▶ [Testo citato]:
◇ ◇ ◇ ◇ ◇ ◇ ◇

Il primo Mondiale in inverno e il più costoso
Un Mondiale che rimarrà nella storia. Quello in Medio oriente, il primo in 22 edizioni, è anche il primo Mondiale in inverno e sarà anche il più costoso, si parla di una spesa di 220 miliardi di dollari per costruire 8 stadi, una metro funzionale e varie strutture ricettive. Budget giustificato dall’impotenza di tutti gli impianti che ho avuto modo di visitare: c’è lo stadio a forma di una tradizionale sashia (copricapo) araba, Al Tumama Stadium; quello con il rivestimento in oro, Lusail Stadium ma, forse, il più particolare resta quello di Al Bayt: uno stadio a forma di tenda beduina nel cuore del deserto di Al Kohr. Per arrivarci, dal grande centro media internazionale, con il media shuttle, abbiamo attraversato sul serio il deserto del Qatar.

◇ ◇ ◇ ◇ ◇ ◇ ◇

▶ [Dati registrati]:
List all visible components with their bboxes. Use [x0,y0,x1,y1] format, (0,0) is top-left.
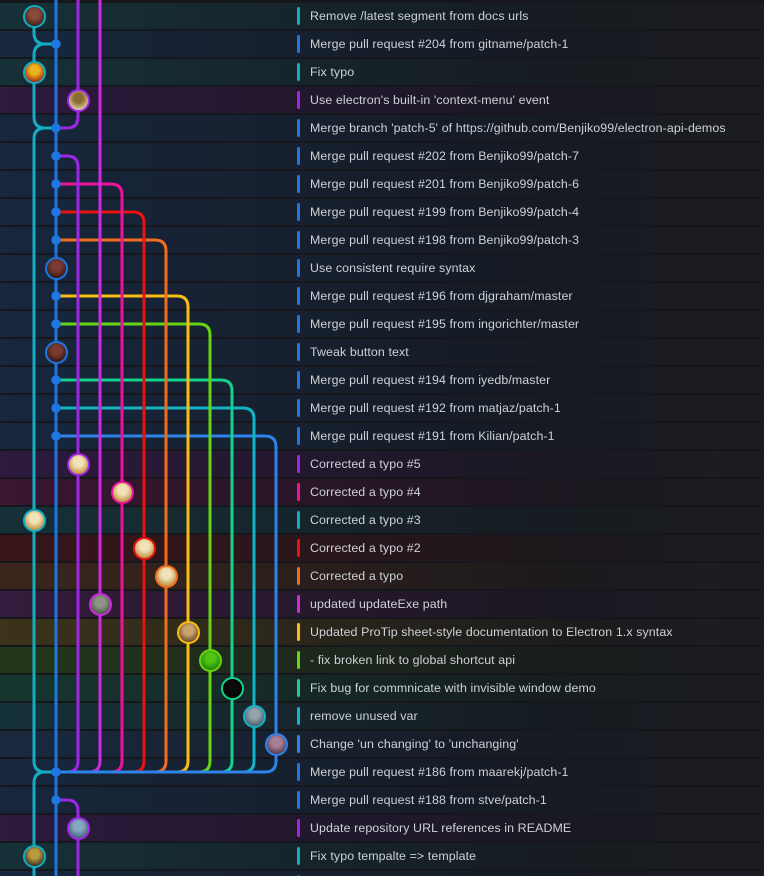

◇ ◇ ◇ ◇ ◇ ◇ ◇

▶ [Consegne]:
**1.** Indica se ciascuna delle seguenti affermazioni concorda con il testo citato, rispondendo sì o no e riportando tra virgolette le parole del testo che lo stabiliscono. (a) Il Mondiale in Medio oriente è il primo disputato in inverno. (b) Per il Mondiale si parla della costruzione di dieci stadi. (c) Il Lusail Stadium ha la forma di una tenda beduina.
**2.** Trascrivi fedelmente la parte del testo citato che va dalle parole "Il primo Mondiale in inverno e il" fino alle parole "deserto del Qatar.", queste incluse.

▶ [Risposte svolte]:
**1.**
(a) Sì: «è anche il primo Mondiale in inverno».
(b) No: «per costruire 8 stadi».
(c) No: «quello con il rivestimento in oro, Lusail Stadium» e «il più particolare resta quello di Al Bayt: uno stadio a forma di tenda beduina».

**2.**
Il primo Mondiale in inverno e il più costoso
Un Mondiale che rimarrà nella storia. Quello in Medio oriente, il primo in 22 edizioni, è anche il primo Mondiale in inverno e sarà anche il più costoso, si parla di una spesa di 220 miliardi di dollari per costruire 8 stadi, una metro funzionale e varie strutture ricettive. Budget giustificato dall’impotenza di tutti gli impianti che ho avuto modo di visitare: c’è lo stadio a forma di una tradizionale sashia (copricapo) araba, Al Tumama Stadium; quello con il rivestimento in oro, Lusail Stadium ma, forse, il più particolare resta quello di Al Bayt: uno stadio a forma di tenda beduina nel cuore del deserto di Al Kohr. Per arrivarci, dal grande centro media internazionale, con il media shuttle, abbiamo attraversato sul serio il deserto del Qatar.